═══ Texto mostrado ═══

Uno de los temas tabúes de nuestro tiempo es la castidad: se habla y se predica escasamente de ella, tal vez por considerarla poco menos que imposible. No es que sea un “antivalor”, pero ni siquiera es considerada como algo deseable. Efectivamente, a partir de la revolución sexual la felicidad del hombre estribaría en gran medida en el goce sexual desvinculado de cualquier contexto que pretenda darle sentido. Por ello hablar de castidad además de incómodo suena a ingenuo, cuando no retrógrado: opuesto al sentido que ha tomado el desarrollo humano y el modo como el hombre entiende la vida.
Desde una perspectiva historicista, lo que antes se consideraba como un valor –por ejemplo llegar virgen al matrimonio- ahora carecería de sentido. La cultura actual hace donaire de la sexualidad valorándose su exhibición, ejercicio y goce como modelo de vida plena. El baricentro de la ética habría variado, y el péndulo de las costumbres humanas nos llevaría a considerar la sexualidad como valor absoluto. En este contexto la libertad en el ejercicio de dicha capacidad consiste en la ausencia de toda norma orientadora que pretenda darle sentido. Cualquier intento al respecto se interpretaría como una opresión a su libre manifestación, y por lo tanto un obstáculo a la realización y a la plenitud humana –reducida al ejercicio sexual- que se habría de eliminar.

═══ Filas ═══

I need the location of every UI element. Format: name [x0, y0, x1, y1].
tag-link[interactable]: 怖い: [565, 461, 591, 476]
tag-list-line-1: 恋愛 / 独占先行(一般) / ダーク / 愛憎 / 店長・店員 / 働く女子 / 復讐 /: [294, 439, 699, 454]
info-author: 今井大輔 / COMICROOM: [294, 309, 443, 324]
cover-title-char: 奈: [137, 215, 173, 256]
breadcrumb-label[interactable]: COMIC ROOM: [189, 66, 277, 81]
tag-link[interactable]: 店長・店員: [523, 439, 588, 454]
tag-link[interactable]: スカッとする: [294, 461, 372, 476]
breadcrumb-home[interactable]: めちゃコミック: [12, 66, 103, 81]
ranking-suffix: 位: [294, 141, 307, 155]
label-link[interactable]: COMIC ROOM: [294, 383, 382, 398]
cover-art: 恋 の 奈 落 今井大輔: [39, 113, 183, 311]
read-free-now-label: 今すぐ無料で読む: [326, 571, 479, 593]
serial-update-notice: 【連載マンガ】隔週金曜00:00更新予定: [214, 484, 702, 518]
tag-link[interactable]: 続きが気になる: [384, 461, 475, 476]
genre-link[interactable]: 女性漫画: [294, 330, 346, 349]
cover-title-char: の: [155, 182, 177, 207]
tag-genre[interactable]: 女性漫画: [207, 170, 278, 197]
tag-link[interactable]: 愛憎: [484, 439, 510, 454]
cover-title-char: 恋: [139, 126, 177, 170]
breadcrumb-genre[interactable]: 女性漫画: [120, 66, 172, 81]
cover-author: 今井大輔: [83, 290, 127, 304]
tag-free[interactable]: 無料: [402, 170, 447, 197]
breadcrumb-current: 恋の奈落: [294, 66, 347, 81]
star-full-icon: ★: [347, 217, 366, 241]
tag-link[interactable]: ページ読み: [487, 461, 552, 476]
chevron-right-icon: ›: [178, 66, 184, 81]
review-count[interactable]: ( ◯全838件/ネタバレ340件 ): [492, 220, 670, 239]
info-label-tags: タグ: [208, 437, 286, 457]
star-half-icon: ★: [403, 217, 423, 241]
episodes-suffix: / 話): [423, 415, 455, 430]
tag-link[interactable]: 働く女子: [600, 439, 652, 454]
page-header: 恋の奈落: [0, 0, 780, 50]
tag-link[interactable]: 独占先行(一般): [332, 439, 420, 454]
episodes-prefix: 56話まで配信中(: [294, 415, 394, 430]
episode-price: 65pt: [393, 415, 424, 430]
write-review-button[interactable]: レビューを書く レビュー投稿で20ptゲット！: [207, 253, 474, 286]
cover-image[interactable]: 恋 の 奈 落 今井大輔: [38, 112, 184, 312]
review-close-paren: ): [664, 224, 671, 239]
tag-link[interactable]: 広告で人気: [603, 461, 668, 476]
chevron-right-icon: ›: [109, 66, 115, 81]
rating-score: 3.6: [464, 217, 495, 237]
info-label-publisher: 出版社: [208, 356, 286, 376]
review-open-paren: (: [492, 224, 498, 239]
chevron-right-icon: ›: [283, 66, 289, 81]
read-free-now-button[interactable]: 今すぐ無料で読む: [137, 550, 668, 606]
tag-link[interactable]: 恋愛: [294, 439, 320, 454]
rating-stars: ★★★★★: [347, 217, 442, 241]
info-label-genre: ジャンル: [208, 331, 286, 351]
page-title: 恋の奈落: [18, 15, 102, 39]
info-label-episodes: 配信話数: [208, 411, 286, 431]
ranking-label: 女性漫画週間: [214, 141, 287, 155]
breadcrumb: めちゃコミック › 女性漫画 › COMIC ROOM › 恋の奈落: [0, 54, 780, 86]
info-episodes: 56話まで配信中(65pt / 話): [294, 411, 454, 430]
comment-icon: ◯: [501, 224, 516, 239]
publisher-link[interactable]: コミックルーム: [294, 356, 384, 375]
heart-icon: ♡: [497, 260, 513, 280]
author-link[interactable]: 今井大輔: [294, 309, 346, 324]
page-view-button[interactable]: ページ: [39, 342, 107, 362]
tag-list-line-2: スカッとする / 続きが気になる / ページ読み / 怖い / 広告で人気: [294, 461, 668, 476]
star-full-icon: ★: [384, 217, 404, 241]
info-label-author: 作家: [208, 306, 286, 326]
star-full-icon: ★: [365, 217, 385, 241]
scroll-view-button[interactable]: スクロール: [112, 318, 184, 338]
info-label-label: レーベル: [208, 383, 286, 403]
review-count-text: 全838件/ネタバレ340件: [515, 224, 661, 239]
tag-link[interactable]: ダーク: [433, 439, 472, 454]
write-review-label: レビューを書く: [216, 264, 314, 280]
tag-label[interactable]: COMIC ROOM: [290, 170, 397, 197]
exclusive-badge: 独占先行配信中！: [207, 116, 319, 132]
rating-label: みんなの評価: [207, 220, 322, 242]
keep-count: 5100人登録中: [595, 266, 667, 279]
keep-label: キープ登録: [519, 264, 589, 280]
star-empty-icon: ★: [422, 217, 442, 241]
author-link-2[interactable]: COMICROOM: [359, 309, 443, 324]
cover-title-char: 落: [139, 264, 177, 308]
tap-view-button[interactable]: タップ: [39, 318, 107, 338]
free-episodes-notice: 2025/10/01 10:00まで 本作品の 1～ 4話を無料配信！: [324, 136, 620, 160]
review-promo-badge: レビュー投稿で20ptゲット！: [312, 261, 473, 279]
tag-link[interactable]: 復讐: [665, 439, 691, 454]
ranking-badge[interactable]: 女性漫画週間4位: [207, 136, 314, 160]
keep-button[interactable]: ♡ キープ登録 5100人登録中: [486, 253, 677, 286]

═══

### Ejercicio propuesto 1
Indique si cada afirmación concuerda con el texto sobre la castidad, respondiendo sí o no y citando literalmente las palabras que lo deciden: (a) la castidad se considera un antivalor; (b) antes se tenía por valor llegar virgen al matrimonio; (c) la cultura actual ve la sexualidad como un valor relativo.
### Ejercicio propuesto 2
Responda brevemente, según el texto sobre la castidad:
(a) ¿A partir de qué hecho la felicidad del hombre estribaría en el goce sexual?
(b) Además de incómodo, ¿cómo suena hablar de castidad?
(c) ¿En qué consiste la libertad en el ejercicio de la sexualidad en este contexto?
Los datos no intervienen en nada de esto.

### Respuesta final 1
(a) No: "No es que sea un “antivalor”".
(b) Sí: "lo que antes se consideraba como un valor –por ejemplo llegar virgen al matrimonio-".
(c) No: "considerar la sexualidad como valor absoluto".

### Respuesta final 2
(a) A partir de la revolución sexual.
(b) A ingenuo, cuando no retrógrado.
(c) En la ausencia de toda norma orientadora que pretenda darle sentido.